- TASK OBJECTIVE
State how many lines of the entries hold the string "Tourism". Reply with the number alone.

- RECORD SET
###

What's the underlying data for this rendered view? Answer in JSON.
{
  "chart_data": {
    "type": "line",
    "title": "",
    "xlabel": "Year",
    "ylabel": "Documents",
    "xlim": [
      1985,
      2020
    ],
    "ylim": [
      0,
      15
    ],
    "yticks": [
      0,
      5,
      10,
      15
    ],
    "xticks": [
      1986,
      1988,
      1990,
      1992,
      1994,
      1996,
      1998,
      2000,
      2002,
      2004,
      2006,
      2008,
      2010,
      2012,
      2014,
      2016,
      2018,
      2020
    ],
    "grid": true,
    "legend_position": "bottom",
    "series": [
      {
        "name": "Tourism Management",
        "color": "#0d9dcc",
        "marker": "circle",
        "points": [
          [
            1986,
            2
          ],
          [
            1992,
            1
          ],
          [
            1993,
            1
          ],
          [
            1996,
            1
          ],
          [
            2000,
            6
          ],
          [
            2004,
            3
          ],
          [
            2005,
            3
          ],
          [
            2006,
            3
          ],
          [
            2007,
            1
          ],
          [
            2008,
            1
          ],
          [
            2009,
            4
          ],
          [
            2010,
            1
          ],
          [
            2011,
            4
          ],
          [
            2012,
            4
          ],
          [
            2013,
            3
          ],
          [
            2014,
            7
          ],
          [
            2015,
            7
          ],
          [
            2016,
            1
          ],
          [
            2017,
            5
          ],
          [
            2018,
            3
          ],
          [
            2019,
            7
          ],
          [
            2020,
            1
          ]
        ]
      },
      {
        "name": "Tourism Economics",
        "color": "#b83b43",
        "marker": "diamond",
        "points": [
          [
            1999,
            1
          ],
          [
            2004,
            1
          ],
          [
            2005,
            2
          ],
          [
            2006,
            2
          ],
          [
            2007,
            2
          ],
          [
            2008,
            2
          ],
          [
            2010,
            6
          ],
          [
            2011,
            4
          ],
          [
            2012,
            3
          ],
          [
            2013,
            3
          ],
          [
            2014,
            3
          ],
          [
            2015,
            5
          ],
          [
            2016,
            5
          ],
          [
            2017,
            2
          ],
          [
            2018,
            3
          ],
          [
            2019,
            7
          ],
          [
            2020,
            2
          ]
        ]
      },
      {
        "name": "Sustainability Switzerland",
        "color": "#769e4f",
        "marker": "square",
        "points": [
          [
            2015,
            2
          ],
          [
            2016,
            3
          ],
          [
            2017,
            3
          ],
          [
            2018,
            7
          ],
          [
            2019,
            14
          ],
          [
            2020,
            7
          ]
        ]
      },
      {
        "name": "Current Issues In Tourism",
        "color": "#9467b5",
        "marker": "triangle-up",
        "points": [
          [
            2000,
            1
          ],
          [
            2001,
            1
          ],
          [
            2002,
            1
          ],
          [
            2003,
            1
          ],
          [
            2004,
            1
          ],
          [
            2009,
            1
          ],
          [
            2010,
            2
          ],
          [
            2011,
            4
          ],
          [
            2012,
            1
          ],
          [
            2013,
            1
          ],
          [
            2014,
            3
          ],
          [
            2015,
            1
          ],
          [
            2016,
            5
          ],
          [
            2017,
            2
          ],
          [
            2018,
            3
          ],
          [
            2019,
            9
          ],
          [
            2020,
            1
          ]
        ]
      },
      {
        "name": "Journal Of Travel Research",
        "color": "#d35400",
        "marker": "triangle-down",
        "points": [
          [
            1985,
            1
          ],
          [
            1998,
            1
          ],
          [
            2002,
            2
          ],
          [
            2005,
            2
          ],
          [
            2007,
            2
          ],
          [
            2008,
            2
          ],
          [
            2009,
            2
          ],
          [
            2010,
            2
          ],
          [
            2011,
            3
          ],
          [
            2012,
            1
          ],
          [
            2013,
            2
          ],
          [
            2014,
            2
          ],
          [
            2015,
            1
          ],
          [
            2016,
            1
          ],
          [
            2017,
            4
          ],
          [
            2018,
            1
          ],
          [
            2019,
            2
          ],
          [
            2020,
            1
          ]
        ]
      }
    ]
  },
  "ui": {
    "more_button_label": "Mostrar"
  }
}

###

- SOLUTION
3